## Begin Provided entries
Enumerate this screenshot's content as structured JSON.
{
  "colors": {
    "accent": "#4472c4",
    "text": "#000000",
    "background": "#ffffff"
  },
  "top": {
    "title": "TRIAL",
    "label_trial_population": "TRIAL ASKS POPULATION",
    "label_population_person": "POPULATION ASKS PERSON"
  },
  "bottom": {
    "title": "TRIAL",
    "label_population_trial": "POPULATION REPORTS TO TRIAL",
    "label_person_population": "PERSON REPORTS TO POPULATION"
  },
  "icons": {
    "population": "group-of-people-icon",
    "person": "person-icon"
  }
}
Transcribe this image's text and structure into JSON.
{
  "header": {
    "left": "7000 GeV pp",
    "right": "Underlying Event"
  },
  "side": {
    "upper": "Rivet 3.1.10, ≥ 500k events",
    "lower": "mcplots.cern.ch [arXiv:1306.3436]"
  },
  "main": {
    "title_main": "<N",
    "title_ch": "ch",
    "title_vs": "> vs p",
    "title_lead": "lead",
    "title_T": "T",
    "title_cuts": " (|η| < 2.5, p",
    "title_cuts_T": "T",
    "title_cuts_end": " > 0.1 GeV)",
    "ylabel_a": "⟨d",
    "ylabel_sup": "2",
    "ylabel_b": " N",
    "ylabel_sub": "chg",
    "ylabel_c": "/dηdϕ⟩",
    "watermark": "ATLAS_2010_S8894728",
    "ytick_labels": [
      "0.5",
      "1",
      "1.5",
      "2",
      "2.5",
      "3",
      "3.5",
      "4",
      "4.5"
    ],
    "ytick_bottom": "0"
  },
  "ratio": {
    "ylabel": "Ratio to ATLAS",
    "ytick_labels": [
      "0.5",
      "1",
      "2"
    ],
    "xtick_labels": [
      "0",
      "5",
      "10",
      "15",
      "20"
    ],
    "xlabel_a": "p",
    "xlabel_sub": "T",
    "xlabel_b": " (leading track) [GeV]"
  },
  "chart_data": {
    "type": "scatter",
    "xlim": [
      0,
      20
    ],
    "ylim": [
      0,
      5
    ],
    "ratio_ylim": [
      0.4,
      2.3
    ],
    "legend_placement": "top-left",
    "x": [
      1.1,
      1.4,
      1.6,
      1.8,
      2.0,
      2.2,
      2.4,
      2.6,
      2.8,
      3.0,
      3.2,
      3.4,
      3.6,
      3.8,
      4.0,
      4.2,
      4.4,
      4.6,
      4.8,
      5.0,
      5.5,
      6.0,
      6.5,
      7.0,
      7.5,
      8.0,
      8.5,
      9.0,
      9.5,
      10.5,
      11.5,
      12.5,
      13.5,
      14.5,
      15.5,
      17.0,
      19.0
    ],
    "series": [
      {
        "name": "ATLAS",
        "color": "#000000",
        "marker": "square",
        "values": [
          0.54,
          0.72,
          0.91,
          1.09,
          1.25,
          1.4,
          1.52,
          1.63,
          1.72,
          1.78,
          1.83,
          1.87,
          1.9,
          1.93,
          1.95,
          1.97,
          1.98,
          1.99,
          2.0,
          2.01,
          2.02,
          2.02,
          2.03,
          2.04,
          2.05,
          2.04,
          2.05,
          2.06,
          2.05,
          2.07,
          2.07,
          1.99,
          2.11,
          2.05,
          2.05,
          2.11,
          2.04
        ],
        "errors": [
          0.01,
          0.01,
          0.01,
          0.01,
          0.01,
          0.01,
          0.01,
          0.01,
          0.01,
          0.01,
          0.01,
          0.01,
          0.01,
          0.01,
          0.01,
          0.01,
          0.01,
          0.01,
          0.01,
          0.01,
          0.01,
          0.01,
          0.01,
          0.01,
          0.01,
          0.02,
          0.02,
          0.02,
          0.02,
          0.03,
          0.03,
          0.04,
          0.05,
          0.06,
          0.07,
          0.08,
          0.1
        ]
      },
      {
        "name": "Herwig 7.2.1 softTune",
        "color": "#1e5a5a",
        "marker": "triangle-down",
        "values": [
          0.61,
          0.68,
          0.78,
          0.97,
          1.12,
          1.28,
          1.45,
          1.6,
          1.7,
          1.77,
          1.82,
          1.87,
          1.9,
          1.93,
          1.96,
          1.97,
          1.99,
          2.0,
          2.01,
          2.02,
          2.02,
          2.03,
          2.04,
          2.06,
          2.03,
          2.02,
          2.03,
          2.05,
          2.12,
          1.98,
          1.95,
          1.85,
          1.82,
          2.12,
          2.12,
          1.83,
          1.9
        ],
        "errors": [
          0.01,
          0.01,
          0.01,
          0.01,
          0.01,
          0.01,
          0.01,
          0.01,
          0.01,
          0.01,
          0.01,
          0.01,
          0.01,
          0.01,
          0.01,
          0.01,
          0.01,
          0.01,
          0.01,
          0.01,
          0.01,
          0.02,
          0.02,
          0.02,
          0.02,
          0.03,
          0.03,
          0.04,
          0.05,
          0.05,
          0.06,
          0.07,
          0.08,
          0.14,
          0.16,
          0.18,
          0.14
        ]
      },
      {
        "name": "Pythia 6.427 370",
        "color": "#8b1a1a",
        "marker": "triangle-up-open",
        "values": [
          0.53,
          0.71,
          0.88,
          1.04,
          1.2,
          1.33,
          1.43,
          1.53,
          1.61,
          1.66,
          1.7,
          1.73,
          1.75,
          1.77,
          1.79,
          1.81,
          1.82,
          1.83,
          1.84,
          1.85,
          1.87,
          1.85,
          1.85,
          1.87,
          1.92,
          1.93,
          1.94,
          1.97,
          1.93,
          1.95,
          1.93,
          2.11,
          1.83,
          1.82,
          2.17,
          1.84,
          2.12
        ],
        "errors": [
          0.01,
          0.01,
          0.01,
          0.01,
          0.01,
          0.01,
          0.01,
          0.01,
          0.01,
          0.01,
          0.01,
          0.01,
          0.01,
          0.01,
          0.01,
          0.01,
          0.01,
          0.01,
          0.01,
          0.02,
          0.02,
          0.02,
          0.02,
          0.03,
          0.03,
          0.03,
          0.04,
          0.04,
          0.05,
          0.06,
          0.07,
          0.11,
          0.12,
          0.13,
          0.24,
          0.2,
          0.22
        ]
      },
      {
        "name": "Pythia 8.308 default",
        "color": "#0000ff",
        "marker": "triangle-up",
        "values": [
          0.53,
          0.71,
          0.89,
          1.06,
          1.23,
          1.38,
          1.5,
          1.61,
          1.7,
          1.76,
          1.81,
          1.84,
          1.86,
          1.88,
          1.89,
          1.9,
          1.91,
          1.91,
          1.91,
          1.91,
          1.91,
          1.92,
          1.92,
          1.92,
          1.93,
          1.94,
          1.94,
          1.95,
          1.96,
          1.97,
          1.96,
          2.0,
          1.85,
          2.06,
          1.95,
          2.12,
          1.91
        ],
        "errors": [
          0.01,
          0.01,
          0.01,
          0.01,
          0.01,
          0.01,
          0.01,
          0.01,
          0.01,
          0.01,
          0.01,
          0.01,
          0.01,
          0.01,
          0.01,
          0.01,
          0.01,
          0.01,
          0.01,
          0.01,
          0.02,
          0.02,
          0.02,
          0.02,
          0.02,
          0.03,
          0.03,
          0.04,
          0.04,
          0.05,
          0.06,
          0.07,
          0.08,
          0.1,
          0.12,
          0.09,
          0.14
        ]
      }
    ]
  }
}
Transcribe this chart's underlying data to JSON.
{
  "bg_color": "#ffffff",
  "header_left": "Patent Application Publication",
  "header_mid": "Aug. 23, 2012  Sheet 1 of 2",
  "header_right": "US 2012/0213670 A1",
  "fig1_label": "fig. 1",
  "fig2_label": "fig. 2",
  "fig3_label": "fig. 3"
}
## End Provided entries
• [Your task]
Set down all of the records shown above once more, exactly.

• [Finished exercise]
Enumerate this screenshot's content as structured JSON.
{
  "colors": {
    "accent": "#4472c4",
    "text": "#000000",
    "background": "#ffffff"
  },
  "top": {
    "title": "TRIAL",
    "label_trial_population": "TRIAL ASKS POPULATION",
    "label_population_person": "POPULATION ASKS PERSON"
  },
  "bottom": {
    "title": "TRIAL",
    "label_population_trial": "POPULATION REPORTS TO TRIAL",
    "label_person_population": "PERSON REPORTS TO POPULATION"
  },
  "icons": {
    "population": "group-of-people-icon",
    "person": "person-icon"
  }
}
Transcribe this image's text and structure into JSON.
{
  "header": {
    "left": "7000 GeV pp",
    "right": "Underlying Event"
  },
  "side": {
    "upper": "Rivet 3.1.10, ≥ 500k events",
    "lower": "mcplots.cern.ch [arXiv:1306.3436]"
  },
  "main": {
    "title_main": "<N",
    "title_ch": "ch",
    "title_vs": "> vs p",
    "title_lead": "lead",
    "title_T": "T",
    "title_cuts": " (|η| < 2.5, p",
    "title_cuts_T": "T",
    "title_cuts_end": " > 0.1 GeV)",
    "ylabel_a": "⟨d",
    "ylabel_sup": "2",
    "ylabel_b": " N",
    "ylabel_sub": "chg",
    "ylabel_c": "/dηdϕ⟩",
    "watermark": "ATLAS_2010_S8894728",
    "ytick_labels": [
      "0.5",
      "1",
      "1.5",
      "2",
      "2.5",
      "3",
      "3.5",
      "4",
      "4.5"
    ],
    "ytick_bottom": "0"
  },
  "ratio": {
    "ylabel": "Ratio to ATLAS",
    "ytick_labels": [
      "0.5",
      "1",
      "2"
    ],
    "xtick_labels": [
      "0",
      "5",
      "10",
      "15",
      "20"
    ],
    "xlabel_a": "p",
    "xlabel_sub": "T",
    "xlabel_b": " (leading track) [GeV]"
  },
  "chart_data": {
    "type": "scatter",
    "xlim": [
      0,
      20
    ],
    "ylim": [
      0,
      5
    ],
    "ratio_ylim": [
      0.4,
      2.3
    ],
    "legend_placement": "top-left",
    "x": [
      1.1,
      1.4,
      1.6,
      1.8,
      2.0,
      2.2,
      2.4,
      2.6,
      2.8,
      3.0,
      3.2,
      3.4,
      3.6,
      3.8,
      4.0,
      4.2,
      4.4,
      4.6,
      4.8,
      5.0,
      5.5,
      6.0,
      6.5,
      7.0,
      7.5,
      8.0,
      8.5,
      9.0,
      9.5,
      10.5,
      11.5,
      12.5,
      13.5,
      14.5,
      15.5,
      17.0,
      19.0
    ],
    "series": [
      {
        "name": "ATLAS",
        "color": "#000000",
        "marker": "square",
        "values": [
          0.54,
          0.72,
          0.91,
          1.09,
          1.25,
          1.4,
          1.52,
          1.63,
          1.72,
          1.78,
          1.83,
          1.87,
          1.9,
          1.93,
          1.95,
          1.97,
          1.98,
          1.99,
          2.0,
          2.01,
          2.02,
          2.02,
          2.03,
          2.04,
          2.05,
          2.04,
          2.05,
          2.06,
          2.05,
          2.07,
          2.07,
          1.99,
          2.11,
          2.05,
          2.05,
          2.11,
          2.04
        ],
        "errors": [
          0.01,
          0.01,
          0.01,
          0.01,
          0.01,
          0.01,
          0.01,
          0.01,
          0.01,
          0.01,
          0.01,
          0.01,
          0.01,
          0.01,
          0.01,
          0.01,
          0.01,
          0.01,
          0.01,
          0.01,
          0.01,
          0.01,
          0.01,
          0.01,
          0.01,
          0.02,
          0.02,
          0.02,
          0.02,
          0.03,
          0.03,
          0.04,
          0.05,
          0.06,
          0.07,
          0.08,
          0.1
        ]
      },
      {
        "name": "Herwig 7.2.1 softTune",
        "color": "#1e5a5a",
        "marker": "triangle-down",
        "values": [
          0.61,
          0.68,
          0.78,
          0.97,
          1.12,
          1.28,
          1.45,
          1.6,
          1.7,
          1.77,
          1.82,
          1.87,
          1.9,
          1.93,
          1.96,
          1.97,
          1.99,
          2.0,
          2.01,
          2.02,
          2.02,
          2.03,
          2.04,
          2.06,
          2.03,
          2.02,
          2.03,
          2.05,
          2.12,
          1.98,
          1.95,
          1.85,
          1.82,
          2.12,
          2.12,
          1.83,
          1.9
        ],
        "errors": [
          0.01,
          0.01,
          0.01,
          0.01,
          0.01,
          0.01,
          0.01,
          0.01,
          0.01,
          0.01,
          0.01,
          0.01,
          0.01,
          0.01,
          0.01,
          0.01,
          0.01,
          0.01,
          0.01,
          0.01,
          0.01,
          0.02,
          0.02,
          0.02,
          0.02,
          0.03,
          0.03,
          0.04,
          0.05,
          0.05,
          0.06,
          0.07,
          0.08,
          0.14,
          0.16,
          0.18,
          0.14
        ]
      },
      {
        "name": "Pythia 6.427 370",
        "color": "#8b1a1a",
        "marker": "triangle-up-open",
        "values": [
          0.53,
          0.71,
          0.88,
          1.04,
          1.2,
          1.33,
          1.43,
          1.53,
          1.61,
          1.66,
          1.7,
          1.73,
          1.75,
          1.77,
          1.79,
          1.81,
          1.82,
          1.83,
          1.84,
          1.85,
          1.87,
          1.85,
          1.85,
          1.87,
          1.92,
          1.93,
          1.94,
          1.97,
          1.93,
          1.95,
          1.93,
          2.11,
          1.83,
          1.82,
          2.17,
          1.84,
          2.12
        ],
        "errors": [
          0.01,
          0.01,
          0.01,
          0.01,
          0.01,
          0.01,
          0.01,
          0.01,
          0.01,
          0.01,
          0.01,
          0.01,
          0.01,
          0.01,
          0.01,
          0.01,
          0.01,
          0.01,
          0.01,
          0.02,
          0.02,
          0.02,
          0.02,
          0.03,
          0.03,
          0.03,
          0.04,
          0.04,
          0.05,
          0.06,
          0.07,
          0.11,
          0.12,
          0.13,
          0.24,
          0.2,
          0.22
        ]
      },
      {
        "name": "Pythia 8.308 default",
        "color": "#0000ff",
        "marker": "triangle-up",
        "values": [
          0.53,
          0.71,
          0.89,
          1.06,
          1.23,
          1.38,
          1.5,
          1.61,
          1.7,
          1.76,
          1.81,
          1.84,
          1.86,
          1.88,
          1.89,
          1.9,
          1.91,
          1.91,
          1.91,
          1.91,
          1.91,
          1.92,
          1.92,
          1.92,
          1.93,
          1.94,
          1.94,
          1.95,
          1.96,
          1.97,
          1.96,
          2.0,
          1.85,
          2.06,
          1.95,
          2.12,
          1.91
        ],
        "errors": [
          0.01,
          0.01,
          0.01,
          0.01,
          0.01,
          0.01,
          0.01,
          0.01,
          0.01,
          0.01,
          0.01,
          0.01,
          0.01,
          0.01,
          0.01,
          0.01,
          0.01,
          0.01,
          0.01,
          0.01,
          0.02,
          0.02,
          0.02,
          0.02,
          0.02,
          0.03,
          0.03,
          0.04,
          0.04,
          0.05,
          0.06,
          0.07,
          0.08,
          0.1,
          0.12,
          0.09,
          0.14
        ]
      }
    ]
  }
}
Transcribe this chart's underlying data to JSON.
{
  "bg_color": "#ffffff",
  "header_left": "Patent Application Publication",
  "header_mid": "Aug. 23, 2012  Sheet 1 of 2",
  "header_right": "US 2012/0213670 A1",
  "fig1_label": "fig. 1",
  "fig2_label": "fig. 2",
  "fig3_label": "fig. 3"
}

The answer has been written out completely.